■ GOAL:
Each line from the one that contains "Convert this screenshot" to the end of the material must be quoted exactly; include both end lines and nothing else.

■ DATASET EXTRACT:
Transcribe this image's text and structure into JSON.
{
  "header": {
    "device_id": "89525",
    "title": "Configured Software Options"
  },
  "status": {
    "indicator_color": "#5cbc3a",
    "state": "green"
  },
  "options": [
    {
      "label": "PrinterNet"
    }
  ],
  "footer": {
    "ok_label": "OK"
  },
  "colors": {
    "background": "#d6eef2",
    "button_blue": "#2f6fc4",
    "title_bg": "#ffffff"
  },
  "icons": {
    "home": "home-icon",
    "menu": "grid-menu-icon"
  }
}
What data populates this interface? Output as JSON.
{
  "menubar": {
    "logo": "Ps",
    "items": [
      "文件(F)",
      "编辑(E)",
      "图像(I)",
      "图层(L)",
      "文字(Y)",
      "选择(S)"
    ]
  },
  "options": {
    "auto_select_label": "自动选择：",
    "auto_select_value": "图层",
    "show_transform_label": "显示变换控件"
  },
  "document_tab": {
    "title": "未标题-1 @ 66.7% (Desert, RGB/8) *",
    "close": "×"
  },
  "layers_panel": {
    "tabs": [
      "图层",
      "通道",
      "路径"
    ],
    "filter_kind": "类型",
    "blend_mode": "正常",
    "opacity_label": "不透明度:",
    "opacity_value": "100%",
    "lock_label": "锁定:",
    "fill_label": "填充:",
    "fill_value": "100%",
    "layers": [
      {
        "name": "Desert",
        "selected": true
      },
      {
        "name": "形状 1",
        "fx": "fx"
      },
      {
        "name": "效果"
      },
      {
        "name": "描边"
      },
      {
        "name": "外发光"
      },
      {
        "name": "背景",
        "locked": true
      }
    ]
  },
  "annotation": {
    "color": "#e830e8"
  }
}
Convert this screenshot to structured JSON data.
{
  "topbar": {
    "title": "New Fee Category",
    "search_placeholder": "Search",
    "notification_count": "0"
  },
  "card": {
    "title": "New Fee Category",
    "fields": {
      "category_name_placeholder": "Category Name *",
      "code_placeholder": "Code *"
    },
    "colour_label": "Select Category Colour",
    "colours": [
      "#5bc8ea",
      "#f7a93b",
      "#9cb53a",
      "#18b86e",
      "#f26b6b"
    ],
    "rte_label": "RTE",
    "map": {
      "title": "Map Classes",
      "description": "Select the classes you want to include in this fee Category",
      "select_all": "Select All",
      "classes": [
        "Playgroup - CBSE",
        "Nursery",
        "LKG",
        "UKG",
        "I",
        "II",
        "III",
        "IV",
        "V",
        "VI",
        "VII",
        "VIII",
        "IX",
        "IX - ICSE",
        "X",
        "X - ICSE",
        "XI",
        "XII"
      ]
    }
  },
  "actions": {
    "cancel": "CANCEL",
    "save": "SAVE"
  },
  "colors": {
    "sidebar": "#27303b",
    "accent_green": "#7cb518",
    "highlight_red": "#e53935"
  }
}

■ RIGHT ANSWER:
Convert this screenshot to structured JSON data.
{
  "topbar": {
    "title": "New Fee Category",
    "search_placeholder": "Search",
    "notification_count": "0"
  },
  "card": {
    "title": "New Fee Category",
    "fields": {
      "category_name_placeholder": "Category Name *",
      "code_placeholder": "Code *"
    },
    "colour_label": "Select Category Colour",
    "colours": [
      "#5bc8ea",
      "#f7a93b",
      "#9cb53a",
      "#18b86e",
      "#f26b6b"
    ],
    "rte_label": "RTE",
    "map": {
      "title": "Map Classes",
      "description": "Select the classes you want to include in this fee Category",
      "select_all": "Select All",
      "classes": [
        "Playgroup - CBSE",
        "Nursery",
        "LKG",
        "UKG",
        "I",
        "II",
        "III",
        "IV",
        "V",
        "VI",
        "VII",
        "VIII",
        "IX",
        "IX - ICSE",
        "X",
        "X - ICSE",
        "XI",
        "XII"
      ]
    }
  },
  "actions": {
    "cancel": "CANCEL",
    "save": "SAVE"
  },
  "colors": {
    "sidebar": "#27303b",
    "accent_green": "#7cb518",
    "highlight_red": "#e53935"
  }
}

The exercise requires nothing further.